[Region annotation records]
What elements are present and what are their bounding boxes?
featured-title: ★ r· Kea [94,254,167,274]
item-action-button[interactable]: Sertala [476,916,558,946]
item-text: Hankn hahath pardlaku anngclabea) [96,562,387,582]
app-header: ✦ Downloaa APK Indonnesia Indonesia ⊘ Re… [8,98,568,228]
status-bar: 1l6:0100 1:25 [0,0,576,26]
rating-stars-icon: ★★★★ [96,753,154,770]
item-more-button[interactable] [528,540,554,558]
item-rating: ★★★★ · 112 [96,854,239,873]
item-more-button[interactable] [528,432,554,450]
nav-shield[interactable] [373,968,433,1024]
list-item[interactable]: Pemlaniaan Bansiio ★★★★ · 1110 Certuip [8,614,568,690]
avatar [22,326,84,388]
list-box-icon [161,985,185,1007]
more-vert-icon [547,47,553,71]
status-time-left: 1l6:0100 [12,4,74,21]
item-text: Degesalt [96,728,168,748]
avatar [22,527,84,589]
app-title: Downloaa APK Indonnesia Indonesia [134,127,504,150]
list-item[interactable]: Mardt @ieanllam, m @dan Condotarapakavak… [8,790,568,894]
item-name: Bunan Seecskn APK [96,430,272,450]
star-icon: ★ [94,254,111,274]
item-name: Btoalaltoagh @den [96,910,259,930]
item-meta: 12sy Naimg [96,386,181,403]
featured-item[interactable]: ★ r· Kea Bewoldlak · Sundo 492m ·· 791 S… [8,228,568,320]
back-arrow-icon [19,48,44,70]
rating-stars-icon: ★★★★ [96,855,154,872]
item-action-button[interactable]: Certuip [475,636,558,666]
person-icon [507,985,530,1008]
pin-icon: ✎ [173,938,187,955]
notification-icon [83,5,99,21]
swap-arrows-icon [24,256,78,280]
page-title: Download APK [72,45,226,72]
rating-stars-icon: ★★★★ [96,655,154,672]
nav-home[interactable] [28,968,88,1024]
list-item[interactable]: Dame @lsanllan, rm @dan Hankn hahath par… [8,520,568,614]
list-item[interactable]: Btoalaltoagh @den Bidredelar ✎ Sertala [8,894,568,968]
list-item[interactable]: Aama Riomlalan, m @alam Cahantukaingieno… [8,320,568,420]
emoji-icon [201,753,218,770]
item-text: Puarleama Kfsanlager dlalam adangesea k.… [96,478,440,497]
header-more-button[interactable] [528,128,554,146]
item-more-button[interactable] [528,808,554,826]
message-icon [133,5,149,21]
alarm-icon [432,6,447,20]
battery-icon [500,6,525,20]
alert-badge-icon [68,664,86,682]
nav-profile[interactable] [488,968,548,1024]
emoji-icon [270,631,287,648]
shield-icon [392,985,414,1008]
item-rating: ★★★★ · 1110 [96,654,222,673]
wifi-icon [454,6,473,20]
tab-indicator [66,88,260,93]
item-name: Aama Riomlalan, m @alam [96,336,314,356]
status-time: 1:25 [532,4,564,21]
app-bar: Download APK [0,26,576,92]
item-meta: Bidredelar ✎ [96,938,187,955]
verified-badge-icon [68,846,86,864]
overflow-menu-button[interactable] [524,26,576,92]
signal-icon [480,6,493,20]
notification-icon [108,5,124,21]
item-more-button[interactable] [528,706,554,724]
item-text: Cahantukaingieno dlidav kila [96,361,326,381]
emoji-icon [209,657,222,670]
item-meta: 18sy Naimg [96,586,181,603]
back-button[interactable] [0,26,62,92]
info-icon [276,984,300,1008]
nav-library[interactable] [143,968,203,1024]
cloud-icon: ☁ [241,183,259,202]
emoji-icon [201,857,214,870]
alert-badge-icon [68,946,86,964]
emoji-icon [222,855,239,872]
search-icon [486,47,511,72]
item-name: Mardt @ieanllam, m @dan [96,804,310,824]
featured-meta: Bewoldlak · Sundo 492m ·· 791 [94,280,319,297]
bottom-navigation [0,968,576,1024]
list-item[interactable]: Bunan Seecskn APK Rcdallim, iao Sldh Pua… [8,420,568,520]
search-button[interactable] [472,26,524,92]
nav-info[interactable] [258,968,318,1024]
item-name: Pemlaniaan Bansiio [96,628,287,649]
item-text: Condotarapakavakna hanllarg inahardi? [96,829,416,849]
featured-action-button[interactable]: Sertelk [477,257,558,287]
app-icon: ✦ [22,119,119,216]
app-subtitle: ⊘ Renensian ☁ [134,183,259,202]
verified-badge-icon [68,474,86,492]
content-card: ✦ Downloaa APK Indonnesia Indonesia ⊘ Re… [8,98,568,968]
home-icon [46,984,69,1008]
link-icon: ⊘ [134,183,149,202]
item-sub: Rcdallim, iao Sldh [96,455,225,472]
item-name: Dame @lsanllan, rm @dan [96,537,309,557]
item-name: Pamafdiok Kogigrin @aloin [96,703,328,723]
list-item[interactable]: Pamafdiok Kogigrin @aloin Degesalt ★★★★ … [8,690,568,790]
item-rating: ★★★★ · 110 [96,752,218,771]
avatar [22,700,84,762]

# Exercise prompt:
Copy every one of the lines above, unchanged and in the same order.

# The solution:
What elements are present and what are their bounding boxes?
featured-title: ★ r· Kea [94,254,167,274]
item-action-button[interactable]: Sertala [476,916,558,946]
item-text: Hankn hahath pardlaku anngclabea) [96,562,387,582]
app-header: ✦ Downloaa APK Indonnesia Indonesia ⊘ Re… [8,98,568,228]
status-bar: 1l6:0100 1:25 [0,0,576,26]
rating-stars-icon: ★★★★ [96,753,154,770]
item-more-button[interactable] [528,540,554,558]
item-rating: ★★★★ · 112 [96,854,239,873]
item-more-button[interactable] [528,432,554,450]
nav-shield[interactable] [373,968,433,1024]
list-item[interactable]: Pemlaniaan Bansiio ★★★★ · 1110 Certuip [8,614,568,690]
avatar [22,326,84,388]
list-box-icon [161,985,185,1007]
more-vert-icon [547,47,553,71]
status-time-left: 1l6:0100 [12,4,74,21]
item-text: Degesalt [96,728,168,748]
avatar [22,527,84,589]
app-title: Downloaa APK Indonnesia Indonesia [134,127,504,150]
list-item[interactable]: Mardt @ieanllam, m @dan Condotarapakavak… [8,790,568,894]
item-name: Bunan Seecskn APK [96,430,272,450]
star-icon: ★ [94,254,111,274]
item-name: Btoalaltoagh @den [96,910,259,930]
item-meta: 12sy Naimg [96,386,181,403]
featured-item[interactable]: ★ r· Kea Bewoldlak · Sundo 492m ·· 791 S… [8,228,568,320]
back-arrow-icon [19,48,44,70]
rating-stars-icon: ★★★★ [96,855,154,872]
item-action-button[interactable]: Certuip [475,636,558,666]
person-icon [507,985,530,1008]
pin-icon: ✎ [173,938,187,955]
notification-icon [83,5,99,21]
swap-arrows-icon [24,256,78,280]
page-title: Download APK [72,45,226,72]
rating-stars-icon: ★★★★ [96,655,154,672]
nav-home[interactable] [28,968,88,1024]
list-item[interactable]: Dame @lsanllan, rm @dan Hankn hahath par… [8,520,568,614]
list-item[interactable]: Btoalaltoagh @den Bidredelar ✎ Sertala [8,894,568,968]
list-item[interactable]: Aama Riomlalan, m @alam Cahantukaingieno… [8,320,568,420]
emoji-icon [201,753,218,770]
item-text: Puarleama Kfsanlager dlalam adangesea k.… [96,478,440,497]
header-more-button[interactable] [528,128,554,146]
item-more-button[interactable] [528,808,554,826]
message-icon [133,5,149,21]
alarm-icon [432,6,447,20]
battery-icon [500,6,525,20]
alert-badge-icon [68,664,86,682]
nav-profile[interactable] [488,968,548,1024]
emoji-icon [270,631,287,648]
shield-icon [392,985,414,1008]
item-rating: ★★★★ · 1110 [96,654,222,673]
wifi-icon [454,6,473,20]
tab-indicator [66,88,260,93]
item-name: Aama Riomlalan, m @alam [96,336,314,356]
status-time: 1:25 [532,4,564,21]
app-bar: Download APK [0,26,576,92]
item-meta: Bidredelar ✎ [96,938,187,955]
verified-badge-icon [68,846,86,864]
overflow-menu-button[interactable] [524,26,576,92]
signal-icon [480,6,493,20]
notification-icon [108,5,124,21]
item-more-button[interactable] [528,706,554,724]
item-text: Cahantukaingieno dlidav kila [96,361,326,381]
emoji-icon [209,657,222,670]
item-meta: 18sy Naimg [96,586,181,603]
back-button[interactable] [0,26,62,92]
info-icon [276,984,300,1008]
nav-library[interactable] [143,968,203,1024]
cloud-icon: ☁ [241,183,259,202]
emoji-icon [201,857,214,870]
alert-badge-icon [68,946,86,964]
emoji-icon [222,855,239,872]
search-icon [486,47,511,72]
item-name: Mardt @ieanllam, m @dan [96,804,310,824]
featured-meta: Bewoldlak · Sundo 492m ·· 791 [94,280,319,297]
bottom-navigation [0,968,576,1024]
list-item[interactable]: Bunan Seecskn APK Rcdallim, iao Sldh Pua… [8,420,568,520]
search-button[interactable] [472,26,524,92]
nav-info[interactable] [258,968,318,1024]
item-name: Pemlaniaan Bansiio [96,628,287,649]
item-text: Condotarapakavakna hanllarg inahardi? [96,829,416,849]
featured-action-button[interactable]: Sertelk [477,257,558,287]
app-icon: ✦ [22,119,119,216]
app-subtitle: ⊘ Renensian ☁ [134,183,259,202]
verified-badge-icon [68,474,86,492]
content-card: ✦ Downloaa APK Indonnesia Indonesia ⊘ Re… [8,98,568,968]
home-icon [46,984,69,1008]
link-icon: ⊘ [134,183,149,202]
item-sub: Rcdallim, iao Sldh [96,455,225,472]
item-name: Dame @lsanllan, rm @dan [96,537,309,557]
item-name: Pamafdiok Kogigrin @aloin [96,703,328,723]
list-item[interactable]: Pamafdiok Kogigrin @aloin Degesalt ★★★★ … [8,690,568,790]
item-rating: ★★★★ · 110 [96,752,218,771]
avatar [22,700,84,762]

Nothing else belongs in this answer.